## Exercise goal
Check each line for the word "DEMANDA" and report how many have it. Give nothing else.

========================

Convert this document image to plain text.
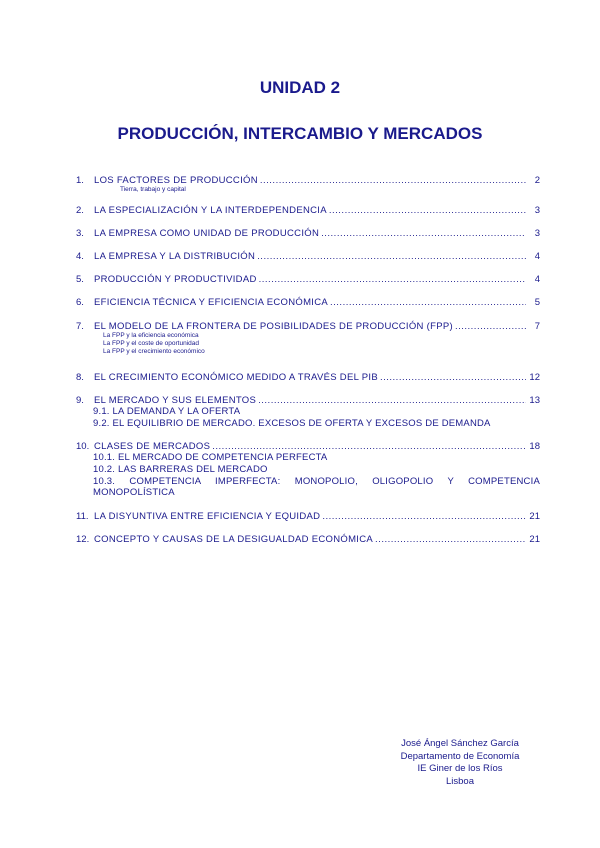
UNIDAD 2
PRODUCCIÓN, INTERCAMBIO Y MERCADOS
1.	LOS FACTORES DE PRODUCCIÓN .....	2
Tierra, trabajo y capital
2.	LA ESPECIALIZACIÓN Y LA INTERDEPENDENCIA .....	3
3.	LA EMPRESA COMO UNIDAD DE PRODUCCIÓN .....	3
4.	LA EMPRESA Y LA DISTRIBUCIÓN .....	4
5.	PRODUCCIÓN Y PRODUCTIVIDAD .....	4
6.	EFICIENCIA TÉCNICA Y EFICIENCIA ECONÓMICA .....	5
7.	EL MODELO DE LA FRONTERA DE POSIBILIDADES DE PRODUCCIÓN (FPP) .....	7
La FPP y la eficiencia económica
La FPP y el coste de oportunidad
La FPP y el crecimiento económico
8.	EL CRECIMIENTO ECONÓMICO MEDIDO A TRAVÉS DEL PIB .....	12
9.	EL MERCADO Y SUS ELEMENTOS .....	13
9.1. LA DEMANDA Y LA OFERTA
9.2. EL EQUILIBRIO DE MERCADO. EXCESOS DE OFERTA Y EXCESOS DE DEMANDA
10. CLASES DE MERCADOS .....	18
10.1. EL MERCADO DE COMPETENCIA PERFECTA
10.2. LAS BARRERAS DEL MERCADO
10.3. COMPETENCIA IMPERFECTA: MONOPOLIO, OLIGOPOLIO Y COMPETENCIA MONOPOLÍSTICA
11. LA DISYUNTIVA ENTRE EFICIENCIA Y EQUIDAD .....	21
12. CONCEPTO Y CAUSAS DE LA DESIGUALDAD ECONÓMICA .....	21
José Ángel Sánchez García
Departamento de Economía
IE Giner de los Ríos
Lisboa
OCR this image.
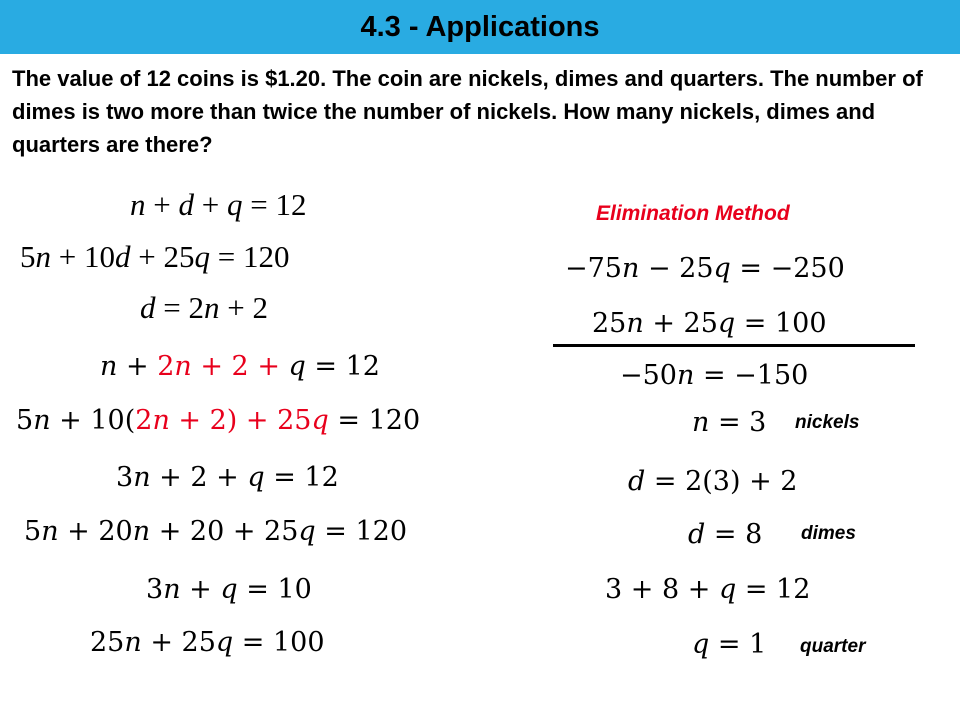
4.3 - Applications
The value of 12 coins is $1.20. The coin are nickels, dimes and quarters. The number of dimes is two more than twice the number of nickels. How many nickels, dimes and quarters are there?
n + d + q = 12
5n + 10d + 25q = 120
d = 2n + 2
n + 2n + 2 + q = 12
5n + 10(2n + 2) + 25q = 120
3n + 2 + q = 12
5n + 20n + 20 + 25q = 120
3n + q = 10
25n + 25q = 100
Elimination Method
−75n − 25q = −250
25n + 25q = 100
−50n = −150
n = 3 nickels
d = 2(3) + 2
d = 8 dimes
3 + 8 + q = 12
q = 1 quarter
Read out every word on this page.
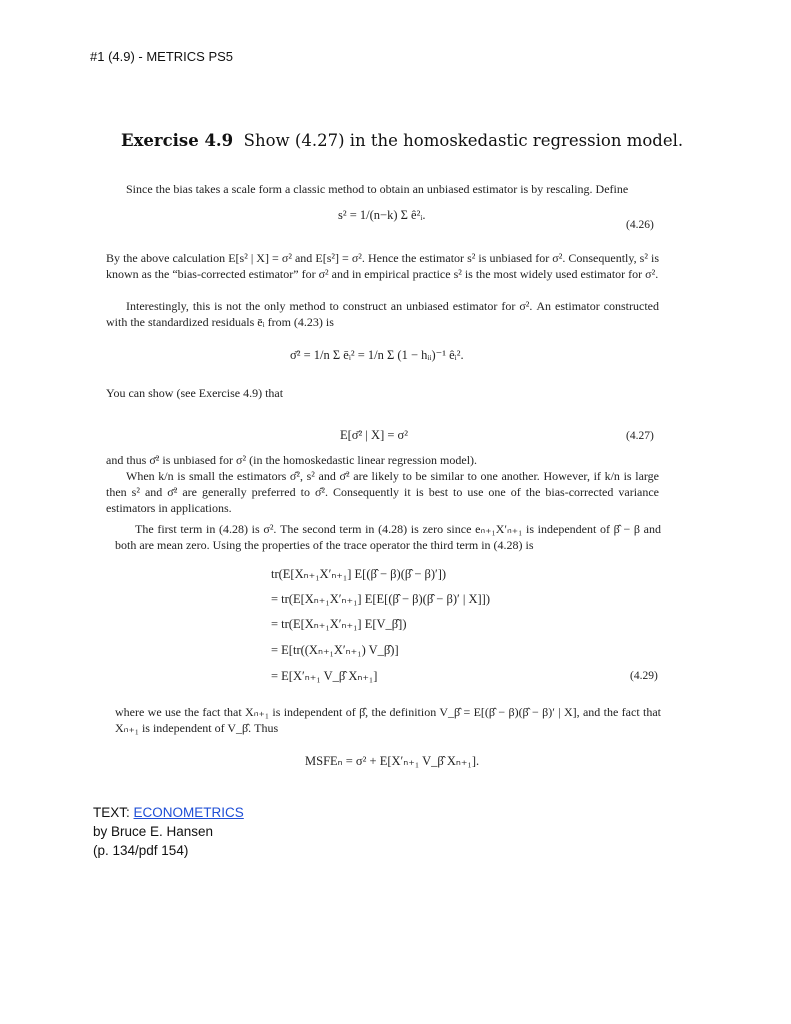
#1 (4.9) - METRICS PS5
Exercise 4.9 Show (4.27) in the homoskedastic regression model.
Since the bias takes a scale form a classic method to obtain an unbiased estimator is by rescaling. Define
s² = 1/(n−k) Σ ê²ᵢ.
(4.26)
By the above calculation E[s² | X] = σ² and E[s²] = σ². Hence the estimator s² is unbiased for σ². Consequently, s² is known as the “bias-corrected estimator” for σ² and in empirical practice s² is the most widely used estimator for σ².
Interestingly, this is not the only method to construct an unbiased estimator for σ². An estimator constructed with the standardized residuals ēᵢ from (4.23) is
σ̄² = 1/n Σ ēᵢ² = 1/n Σ (1 − hᵢᵢ)⁻¹ êᵢ².
You can show (see Exercise 4.9) that
E[σ̄² | X] = σ²	(4.27)
and thus σ̄² is unbiased for σ² (in the homoskedastic linear regression model).
When k/n is small the estimators σ̂², s² and σ̄² are likely to be similar to one another. However, if k/n is large then s² and σ̄² are generally preferred to σ̂². Consequently it is best to use one of the bias-corrected variance estimators in applications.
The first term in (4.28) is σ². The second term in (4.28) is zero since eₙ₊₁X′ₙ₊₁ is independent of β̂ − β and both are mean zero. Using the properties of the trace operator the third term in (4.28) is
tr(E[Xₙ₊₁X′ₙ₊₁] E[(β̂ − β)(β̂ − β)′])
= tr(E[Xₙ₊₁X′ₙ₊₁] E[E[(β̂ − β)(β̂ − β)′ | X]])
= tr(E[Xₙ₊₁X′ₙ₊₁] E[V_β̂])
= E[tr((Xₙ₊₁X′ₙ₊₁) V_β̂)]
= E[X′ₙ₊₁ V_β̂ Xₙ₊₁]	(4.29)
where we use the fact that Xₙ₊₁ is independent of β̂, the definition V_β̂ = E[(β̂ − β)(β̂ − β)′ | X], and the fact that Xₙ₊₁ is independent of V_β̂. Thus
MSFEₙ = σ² + E[X′ₙ₊₁ V_β̂ Xₙ₊₁].
TEXT: ECONOMETRICS
by Bruce E. Hansen
(p. 134/pdf 154)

========================

## Solution to this exercise
2